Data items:
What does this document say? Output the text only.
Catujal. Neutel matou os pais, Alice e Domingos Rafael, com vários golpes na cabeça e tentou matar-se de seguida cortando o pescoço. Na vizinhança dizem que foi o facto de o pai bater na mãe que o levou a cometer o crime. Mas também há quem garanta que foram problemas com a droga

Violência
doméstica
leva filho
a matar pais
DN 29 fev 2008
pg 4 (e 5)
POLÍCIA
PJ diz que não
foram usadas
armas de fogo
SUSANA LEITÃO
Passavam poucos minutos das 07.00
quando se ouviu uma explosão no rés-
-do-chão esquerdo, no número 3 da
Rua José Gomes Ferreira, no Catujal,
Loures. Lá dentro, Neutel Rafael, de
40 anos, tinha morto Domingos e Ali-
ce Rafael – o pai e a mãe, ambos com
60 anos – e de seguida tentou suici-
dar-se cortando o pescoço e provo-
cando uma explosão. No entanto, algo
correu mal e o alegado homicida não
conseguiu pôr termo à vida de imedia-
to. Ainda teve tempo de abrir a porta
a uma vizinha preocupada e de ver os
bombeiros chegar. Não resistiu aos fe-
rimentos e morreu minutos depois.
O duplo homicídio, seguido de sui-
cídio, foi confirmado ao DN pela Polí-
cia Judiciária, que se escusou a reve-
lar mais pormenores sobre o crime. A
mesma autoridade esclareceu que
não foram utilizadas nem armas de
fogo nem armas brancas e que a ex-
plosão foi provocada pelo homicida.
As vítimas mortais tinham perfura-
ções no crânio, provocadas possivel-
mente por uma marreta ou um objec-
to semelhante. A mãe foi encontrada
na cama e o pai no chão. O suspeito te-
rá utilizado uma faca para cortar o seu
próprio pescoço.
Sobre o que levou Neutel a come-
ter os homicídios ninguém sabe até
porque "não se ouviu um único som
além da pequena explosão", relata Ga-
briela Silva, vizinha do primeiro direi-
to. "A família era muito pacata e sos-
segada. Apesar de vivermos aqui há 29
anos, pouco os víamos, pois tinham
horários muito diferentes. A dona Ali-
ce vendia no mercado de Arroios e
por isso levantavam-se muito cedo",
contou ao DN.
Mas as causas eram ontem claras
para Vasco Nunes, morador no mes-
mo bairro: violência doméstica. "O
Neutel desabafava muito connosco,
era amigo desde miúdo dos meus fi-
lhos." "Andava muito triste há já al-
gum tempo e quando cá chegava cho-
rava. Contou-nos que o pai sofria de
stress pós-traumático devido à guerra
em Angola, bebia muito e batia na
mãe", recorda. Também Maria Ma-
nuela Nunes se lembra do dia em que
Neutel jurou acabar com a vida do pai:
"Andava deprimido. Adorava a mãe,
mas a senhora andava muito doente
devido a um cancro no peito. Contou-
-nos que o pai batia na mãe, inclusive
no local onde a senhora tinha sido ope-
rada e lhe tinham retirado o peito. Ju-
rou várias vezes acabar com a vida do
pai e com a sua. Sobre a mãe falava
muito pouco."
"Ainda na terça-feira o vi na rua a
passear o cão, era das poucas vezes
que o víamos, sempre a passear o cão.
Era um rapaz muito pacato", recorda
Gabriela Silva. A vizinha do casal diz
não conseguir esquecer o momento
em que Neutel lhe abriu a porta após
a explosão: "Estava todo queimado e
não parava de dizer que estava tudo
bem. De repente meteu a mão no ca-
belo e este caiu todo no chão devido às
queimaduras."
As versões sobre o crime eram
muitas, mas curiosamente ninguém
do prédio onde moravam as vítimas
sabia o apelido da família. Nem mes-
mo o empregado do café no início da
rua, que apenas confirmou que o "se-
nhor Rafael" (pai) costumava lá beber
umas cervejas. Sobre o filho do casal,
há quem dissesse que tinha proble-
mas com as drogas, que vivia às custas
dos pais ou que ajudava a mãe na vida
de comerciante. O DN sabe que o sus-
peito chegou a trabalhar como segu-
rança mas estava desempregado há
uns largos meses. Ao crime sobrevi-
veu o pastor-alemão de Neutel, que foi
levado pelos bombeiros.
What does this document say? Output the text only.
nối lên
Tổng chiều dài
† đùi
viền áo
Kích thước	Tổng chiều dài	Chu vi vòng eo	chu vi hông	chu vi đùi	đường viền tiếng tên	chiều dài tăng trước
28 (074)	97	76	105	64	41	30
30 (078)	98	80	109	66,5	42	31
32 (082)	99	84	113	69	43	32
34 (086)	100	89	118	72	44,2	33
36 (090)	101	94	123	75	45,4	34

Set problem: Report only the count of lines that include the string "quando".

Answer to the exercise: 2